→ **Requirements**: Every line holding the string "白色木纹" should be gathered.

→ **Exercise input**:
== == ==

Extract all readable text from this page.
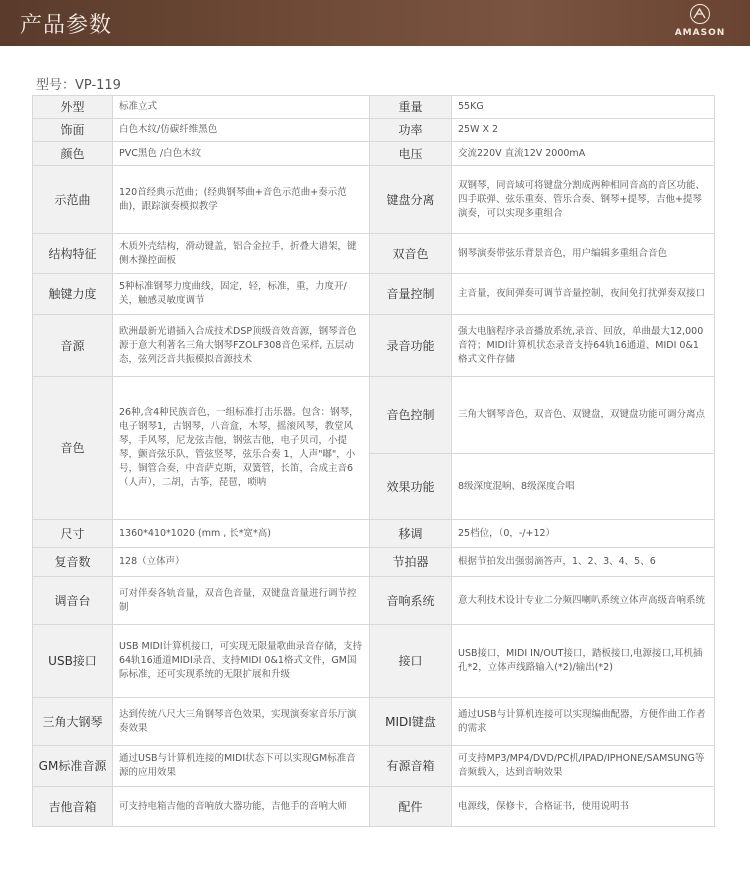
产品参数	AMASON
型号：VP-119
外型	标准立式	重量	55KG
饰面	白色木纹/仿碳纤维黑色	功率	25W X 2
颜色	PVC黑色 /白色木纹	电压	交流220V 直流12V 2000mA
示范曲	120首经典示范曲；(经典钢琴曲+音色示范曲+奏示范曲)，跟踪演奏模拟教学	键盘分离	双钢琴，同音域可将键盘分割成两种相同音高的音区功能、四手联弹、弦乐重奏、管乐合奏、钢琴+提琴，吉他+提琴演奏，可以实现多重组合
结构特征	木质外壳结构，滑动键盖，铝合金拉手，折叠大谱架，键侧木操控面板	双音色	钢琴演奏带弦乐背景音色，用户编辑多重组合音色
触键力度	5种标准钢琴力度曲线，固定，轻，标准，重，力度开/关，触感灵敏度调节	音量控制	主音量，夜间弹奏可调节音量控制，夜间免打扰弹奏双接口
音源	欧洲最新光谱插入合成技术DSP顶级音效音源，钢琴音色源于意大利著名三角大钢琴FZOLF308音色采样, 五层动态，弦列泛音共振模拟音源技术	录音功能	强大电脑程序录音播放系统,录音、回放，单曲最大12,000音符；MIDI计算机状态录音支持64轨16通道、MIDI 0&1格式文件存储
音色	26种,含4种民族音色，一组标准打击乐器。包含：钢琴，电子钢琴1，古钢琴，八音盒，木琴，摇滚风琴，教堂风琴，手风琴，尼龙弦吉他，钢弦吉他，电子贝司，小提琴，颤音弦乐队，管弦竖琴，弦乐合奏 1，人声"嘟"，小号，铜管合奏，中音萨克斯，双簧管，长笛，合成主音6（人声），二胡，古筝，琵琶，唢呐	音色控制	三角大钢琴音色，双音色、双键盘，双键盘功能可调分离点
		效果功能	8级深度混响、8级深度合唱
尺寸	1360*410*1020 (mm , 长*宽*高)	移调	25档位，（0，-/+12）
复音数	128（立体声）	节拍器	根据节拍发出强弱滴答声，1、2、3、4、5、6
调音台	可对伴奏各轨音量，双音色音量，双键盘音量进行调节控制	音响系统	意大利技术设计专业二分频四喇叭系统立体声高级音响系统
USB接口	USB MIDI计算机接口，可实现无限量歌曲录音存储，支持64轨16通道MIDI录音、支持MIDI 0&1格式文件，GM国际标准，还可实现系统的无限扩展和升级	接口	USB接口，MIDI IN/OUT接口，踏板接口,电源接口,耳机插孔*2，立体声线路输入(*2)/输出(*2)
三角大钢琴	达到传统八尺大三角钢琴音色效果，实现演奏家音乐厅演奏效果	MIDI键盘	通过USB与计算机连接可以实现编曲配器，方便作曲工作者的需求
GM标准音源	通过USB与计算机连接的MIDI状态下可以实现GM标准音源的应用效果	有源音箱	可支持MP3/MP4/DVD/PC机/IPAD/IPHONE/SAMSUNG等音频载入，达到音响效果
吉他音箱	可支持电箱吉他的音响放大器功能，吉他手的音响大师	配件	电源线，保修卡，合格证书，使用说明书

== == ==

→ **Task solution**:
饰面	白色木纹/仿碳纤维黑色	功率	25W X 2
颜色	PVC黑色 /白色木纹	电压	交流220V 直流12V 2000mA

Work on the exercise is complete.